-- ROWS --
════════════════════

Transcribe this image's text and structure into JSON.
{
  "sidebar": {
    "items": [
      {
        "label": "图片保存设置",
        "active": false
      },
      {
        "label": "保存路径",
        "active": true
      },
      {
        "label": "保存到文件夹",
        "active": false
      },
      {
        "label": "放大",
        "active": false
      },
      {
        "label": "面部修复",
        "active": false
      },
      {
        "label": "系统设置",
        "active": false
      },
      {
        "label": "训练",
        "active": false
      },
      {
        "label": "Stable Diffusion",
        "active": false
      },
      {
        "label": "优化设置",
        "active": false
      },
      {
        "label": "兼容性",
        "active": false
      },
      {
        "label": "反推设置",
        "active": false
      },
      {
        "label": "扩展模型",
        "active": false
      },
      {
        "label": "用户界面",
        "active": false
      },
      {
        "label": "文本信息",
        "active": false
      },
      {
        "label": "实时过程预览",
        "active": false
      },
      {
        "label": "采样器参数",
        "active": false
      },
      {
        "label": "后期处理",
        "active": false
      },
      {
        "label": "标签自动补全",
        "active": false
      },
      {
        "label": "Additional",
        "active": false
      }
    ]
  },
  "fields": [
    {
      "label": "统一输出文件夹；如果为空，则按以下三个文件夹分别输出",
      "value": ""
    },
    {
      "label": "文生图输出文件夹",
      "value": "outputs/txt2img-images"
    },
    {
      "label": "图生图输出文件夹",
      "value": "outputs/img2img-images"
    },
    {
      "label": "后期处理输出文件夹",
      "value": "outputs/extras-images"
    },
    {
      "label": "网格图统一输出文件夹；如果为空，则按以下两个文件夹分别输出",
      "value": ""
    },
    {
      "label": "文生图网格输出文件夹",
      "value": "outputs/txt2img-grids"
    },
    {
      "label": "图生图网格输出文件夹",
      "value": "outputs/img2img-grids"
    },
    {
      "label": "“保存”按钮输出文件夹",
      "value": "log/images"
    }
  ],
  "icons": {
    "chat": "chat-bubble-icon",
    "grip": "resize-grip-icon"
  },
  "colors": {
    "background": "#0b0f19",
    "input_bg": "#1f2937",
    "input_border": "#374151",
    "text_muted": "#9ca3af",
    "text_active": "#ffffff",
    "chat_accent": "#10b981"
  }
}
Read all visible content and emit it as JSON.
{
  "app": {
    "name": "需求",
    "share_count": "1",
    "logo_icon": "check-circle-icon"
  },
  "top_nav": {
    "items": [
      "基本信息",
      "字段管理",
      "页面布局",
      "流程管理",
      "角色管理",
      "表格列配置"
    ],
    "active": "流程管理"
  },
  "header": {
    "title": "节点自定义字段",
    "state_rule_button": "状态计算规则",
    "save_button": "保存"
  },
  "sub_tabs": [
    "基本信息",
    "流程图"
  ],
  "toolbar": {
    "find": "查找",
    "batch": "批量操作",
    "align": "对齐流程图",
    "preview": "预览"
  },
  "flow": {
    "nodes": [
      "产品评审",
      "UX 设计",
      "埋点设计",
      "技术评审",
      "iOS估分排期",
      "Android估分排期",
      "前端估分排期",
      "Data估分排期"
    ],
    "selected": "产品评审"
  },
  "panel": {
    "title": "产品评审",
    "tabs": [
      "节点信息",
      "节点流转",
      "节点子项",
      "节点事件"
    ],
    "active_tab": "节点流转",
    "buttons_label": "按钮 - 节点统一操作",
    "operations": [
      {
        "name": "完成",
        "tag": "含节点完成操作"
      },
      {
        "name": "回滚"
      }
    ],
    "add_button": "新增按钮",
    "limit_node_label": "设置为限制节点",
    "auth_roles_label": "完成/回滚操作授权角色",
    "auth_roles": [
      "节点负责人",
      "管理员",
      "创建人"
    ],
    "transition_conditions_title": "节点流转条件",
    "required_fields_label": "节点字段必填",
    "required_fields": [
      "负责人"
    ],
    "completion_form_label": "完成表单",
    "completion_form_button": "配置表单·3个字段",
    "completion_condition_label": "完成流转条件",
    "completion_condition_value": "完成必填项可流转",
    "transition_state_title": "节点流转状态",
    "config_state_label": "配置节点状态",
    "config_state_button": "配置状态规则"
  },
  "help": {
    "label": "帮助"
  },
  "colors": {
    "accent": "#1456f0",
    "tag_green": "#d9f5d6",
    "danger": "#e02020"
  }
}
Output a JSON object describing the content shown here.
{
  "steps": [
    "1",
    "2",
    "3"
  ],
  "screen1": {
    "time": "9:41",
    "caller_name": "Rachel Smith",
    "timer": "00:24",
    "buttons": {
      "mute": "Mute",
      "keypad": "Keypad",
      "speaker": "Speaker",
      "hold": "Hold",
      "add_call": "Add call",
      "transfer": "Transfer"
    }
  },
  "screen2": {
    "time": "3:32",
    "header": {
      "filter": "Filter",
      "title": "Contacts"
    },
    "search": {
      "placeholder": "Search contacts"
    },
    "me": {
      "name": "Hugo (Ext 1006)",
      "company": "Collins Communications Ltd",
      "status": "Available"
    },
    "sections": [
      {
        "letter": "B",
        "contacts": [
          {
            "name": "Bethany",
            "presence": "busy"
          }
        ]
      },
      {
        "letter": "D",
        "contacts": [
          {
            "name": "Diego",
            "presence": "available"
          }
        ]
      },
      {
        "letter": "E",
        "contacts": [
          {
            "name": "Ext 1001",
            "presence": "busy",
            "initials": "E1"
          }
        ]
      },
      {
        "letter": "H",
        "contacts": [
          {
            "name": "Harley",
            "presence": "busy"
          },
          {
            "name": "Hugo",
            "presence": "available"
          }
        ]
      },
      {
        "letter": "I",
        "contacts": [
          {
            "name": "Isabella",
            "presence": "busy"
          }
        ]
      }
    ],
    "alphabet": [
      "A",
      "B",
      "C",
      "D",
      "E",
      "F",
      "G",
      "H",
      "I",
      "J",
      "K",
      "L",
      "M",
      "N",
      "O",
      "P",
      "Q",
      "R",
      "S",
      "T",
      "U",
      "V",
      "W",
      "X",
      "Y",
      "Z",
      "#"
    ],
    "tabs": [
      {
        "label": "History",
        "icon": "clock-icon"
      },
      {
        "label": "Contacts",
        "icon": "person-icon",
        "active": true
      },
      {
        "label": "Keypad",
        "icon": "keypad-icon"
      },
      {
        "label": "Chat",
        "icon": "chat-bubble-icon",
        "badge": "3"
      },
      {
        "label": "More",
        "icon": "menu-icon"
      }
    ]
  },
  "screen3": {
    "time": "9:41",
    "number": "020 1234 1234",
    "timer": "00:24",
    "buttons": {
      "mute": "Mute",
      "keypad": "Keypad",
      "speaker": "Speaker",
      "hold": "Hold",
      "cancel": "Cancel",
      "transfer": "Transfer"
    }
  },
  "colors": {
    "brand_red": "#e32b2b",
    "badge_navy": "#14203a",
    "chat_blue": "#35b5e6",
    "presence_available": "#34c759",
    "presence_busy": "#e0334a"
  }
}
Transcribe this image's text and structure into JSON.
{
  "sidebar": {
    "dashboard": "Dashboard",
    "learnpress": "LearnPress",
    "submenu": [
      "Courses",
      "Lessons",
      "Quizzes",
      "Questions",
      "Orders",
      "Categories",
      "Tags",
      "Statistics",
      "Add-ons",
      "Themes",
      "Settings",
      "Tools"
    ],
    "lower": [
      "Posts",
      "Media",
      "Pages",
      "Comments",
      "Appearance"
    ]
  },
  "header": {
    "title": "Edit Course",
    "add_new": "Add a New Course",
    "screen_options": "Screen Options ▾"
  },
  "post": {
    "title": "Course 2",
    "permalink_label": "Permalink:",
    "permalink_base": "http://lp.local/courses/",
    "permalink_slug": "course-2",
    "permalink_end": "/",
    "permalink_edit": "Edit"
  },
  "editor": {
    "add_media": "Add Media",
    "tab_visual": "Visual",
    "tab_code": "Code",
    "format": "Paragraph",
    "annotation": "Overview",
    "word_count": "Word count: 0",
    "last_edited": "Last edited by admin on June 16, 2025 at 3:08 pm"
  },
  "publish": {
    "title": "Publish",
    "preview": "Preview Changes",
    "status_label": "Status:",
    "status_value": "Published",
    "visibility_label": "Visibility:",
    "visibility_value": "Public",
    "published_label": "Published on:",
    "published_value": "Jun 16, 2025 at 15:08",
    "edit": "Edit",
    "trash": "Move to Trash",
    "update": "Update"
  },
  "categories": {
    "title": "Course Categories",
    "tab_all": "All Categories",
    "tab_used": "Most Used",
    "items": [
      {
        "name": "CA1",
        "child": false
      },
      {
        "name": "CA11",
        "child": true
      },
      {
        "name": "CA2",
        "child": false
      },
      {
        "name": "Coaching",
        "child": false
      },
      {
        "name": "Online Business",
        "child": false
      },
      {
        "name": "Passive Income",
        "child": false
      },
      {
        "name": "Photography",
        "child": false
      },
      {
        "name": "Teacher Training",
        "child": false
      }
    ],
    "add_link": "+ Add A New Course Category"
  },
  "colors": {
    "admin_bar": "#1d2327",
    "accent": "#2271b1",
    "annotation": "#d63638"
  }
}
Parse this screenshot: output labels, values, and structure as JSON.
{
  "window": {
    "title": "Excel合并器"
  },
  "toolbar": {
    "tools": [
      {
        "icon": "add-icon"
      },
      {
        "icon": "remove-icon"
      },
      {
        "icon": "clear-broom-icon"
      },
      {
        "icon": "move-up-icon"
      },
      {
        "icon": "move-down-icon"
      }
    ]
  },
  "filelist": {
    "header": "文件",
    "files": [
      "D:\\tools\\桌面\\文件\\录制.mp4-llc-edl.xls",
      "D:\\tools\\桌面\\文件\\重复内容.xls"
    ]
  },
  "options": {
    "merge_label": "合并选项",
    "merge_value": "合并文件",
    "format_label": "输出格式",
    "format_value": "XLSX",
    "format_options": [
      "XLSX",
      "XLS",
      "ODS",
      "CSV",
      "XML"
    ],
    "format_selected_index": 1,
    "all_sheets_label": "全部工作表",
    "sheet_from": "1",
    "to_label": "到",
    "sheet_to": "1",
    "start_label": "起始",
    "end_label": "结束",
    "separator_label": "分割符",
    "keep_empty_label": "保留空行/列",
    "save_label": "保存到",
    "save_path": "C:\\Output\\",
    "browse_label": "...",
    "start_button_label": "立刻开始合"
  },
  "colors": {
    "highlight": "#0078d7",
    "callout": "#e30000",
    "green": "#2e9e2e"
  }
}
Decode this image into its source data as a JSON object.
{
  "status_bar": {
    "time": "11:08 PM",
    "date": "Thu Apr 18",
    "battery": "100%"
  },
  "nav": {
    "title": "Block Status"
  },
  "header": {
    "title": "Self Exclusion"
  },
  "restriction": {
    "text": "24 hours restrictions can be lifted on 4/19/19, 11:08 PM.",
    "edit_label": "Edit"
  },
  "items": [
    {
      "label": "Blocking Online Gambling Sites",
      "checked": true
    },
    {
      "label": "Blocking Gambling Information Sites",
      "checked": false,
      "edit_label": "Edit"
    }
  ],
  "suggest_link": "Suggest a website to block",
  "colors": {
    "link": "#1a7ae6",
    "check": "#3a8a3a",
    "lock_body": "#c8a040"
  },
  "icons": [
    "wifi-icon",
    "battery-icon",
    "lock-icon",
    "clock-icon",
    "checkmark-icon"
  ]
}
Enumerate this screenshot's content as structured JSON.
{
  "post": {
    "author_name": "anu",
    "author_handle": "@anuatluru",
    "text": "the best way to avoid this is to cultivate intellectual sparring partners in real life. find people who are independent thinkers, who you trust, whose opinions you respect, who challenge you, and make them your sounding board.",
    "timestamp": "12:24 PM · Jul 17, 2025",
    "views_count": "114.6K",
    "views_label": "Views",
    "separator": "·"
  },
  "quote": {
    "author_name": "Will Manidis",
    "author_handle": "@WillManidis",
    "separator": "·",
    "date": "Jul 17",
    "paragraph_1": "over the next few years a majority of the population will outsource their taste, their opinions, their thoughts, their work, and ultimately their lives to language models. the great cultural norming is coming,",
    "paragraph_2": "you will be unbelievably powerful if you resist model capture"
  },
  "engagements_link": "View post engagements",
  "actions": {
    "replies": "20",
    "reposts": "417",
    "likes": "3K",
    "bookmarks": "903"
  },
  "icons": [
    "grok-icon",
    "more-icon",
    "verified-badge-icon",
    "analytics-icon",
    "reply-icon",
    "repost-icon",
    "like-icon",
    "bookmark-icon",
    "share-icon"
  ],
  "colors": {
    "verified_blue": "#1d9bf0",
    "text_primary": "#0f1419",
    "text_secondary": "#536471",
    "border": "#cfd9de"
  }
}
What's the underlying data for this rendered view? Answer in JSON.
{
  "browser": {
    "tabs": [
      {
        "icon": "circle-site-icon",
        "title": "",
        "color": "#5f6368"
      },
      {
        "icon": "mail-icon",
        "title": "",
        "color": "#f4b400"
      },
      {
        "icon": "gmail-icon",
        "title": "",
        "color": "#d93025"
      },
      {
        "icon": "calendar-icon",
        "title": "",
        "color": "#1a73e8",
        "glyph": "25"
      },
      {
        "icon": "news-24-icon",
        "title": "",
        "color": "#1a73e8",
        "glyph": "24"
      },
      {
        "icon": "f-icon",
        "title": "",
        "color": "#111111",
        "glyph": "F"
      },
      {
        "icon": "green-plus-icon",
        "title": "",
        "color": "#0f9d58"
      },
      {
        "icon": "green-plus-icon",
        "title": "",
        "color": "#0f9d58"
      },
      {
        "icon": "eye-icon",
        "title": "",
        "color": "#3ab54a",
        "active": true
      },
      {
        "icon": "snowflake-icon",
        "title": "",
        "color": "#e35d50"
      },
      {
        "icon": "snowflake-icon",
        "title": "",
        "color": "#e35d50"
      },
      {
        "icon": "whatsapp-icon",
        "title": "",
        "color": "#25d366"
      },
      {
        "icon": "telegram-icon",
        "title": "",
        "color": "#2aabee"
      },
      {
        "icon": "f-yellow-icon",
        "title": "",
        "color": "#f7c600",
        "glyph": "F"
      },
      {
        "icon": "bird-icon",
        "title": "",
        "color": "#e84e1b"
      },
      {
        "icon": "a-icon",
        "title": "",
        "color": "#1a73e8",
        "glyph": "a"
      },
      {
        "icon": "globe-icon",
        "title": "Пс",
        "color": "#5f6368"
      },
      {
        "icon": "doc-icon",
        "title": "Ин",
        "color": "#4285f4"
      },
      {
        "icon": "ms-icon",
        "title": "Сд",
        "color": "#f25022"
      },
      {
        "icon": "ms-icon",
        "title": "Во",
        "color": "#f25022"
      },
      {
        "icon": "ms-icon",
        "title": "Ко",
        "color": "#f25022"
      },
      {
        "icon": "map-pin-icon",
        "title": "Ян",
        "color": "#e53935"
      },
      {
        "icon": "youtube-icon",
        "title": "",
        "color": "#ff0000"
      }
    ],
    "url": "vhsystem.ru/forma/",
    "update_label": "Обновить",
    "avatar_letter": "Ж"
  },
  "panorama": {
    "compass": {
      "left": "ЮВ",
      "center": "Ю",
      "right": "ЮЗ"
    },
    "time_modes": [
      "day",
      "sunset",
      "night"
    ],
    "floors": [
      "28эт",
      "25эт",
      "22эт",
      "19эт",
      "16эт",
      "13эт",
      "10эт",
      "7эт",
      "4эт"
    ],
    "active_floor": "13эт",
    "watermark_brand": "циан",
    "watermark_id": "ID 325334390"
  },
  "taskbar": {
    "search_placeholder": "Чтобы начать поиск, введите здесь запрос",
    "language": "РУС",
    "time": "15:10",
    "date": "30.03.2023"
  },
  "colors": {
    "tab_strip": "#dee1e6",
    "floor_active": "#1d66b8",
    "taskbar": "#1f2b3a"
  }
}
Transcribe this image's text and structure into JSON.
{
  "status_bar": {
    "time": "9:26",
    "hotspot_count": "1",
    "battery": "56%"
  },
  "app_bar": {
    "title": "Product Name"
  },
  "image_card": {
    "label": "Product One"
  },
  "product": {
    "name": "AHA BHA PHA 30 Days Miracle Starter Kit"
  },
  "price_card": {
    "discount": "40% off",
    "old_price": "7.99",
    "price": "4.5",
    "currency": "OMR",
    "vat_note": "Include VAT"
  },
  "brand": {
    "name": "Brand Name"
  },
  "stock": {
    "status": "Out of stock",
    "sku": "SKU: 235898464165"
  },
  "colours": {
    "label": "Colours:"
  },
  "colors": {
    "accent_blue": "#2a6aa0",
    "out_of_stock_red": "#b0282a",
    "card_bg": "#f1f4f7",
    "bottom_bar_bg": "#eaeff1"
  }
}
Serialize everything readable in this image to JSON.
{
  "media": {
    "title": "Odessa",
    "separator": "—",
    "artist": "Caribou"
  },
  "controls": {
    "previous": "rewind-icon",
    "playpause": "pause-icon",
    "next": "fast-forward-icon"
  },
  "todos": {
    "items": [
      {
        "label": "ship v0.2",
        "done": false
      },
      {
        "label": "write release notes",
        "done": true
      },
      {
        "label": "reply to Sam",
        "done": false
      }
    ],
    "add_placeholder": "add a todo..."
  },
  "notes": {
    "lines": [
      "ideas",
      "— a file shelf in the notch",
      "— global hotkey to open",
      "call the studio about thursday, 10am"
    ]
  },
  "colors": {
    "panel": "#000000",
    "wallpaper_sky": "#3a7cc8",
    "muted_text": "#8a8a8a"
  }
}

════════════════════

Search the lines for the word "annotation" and report how many contain it, by number only.

2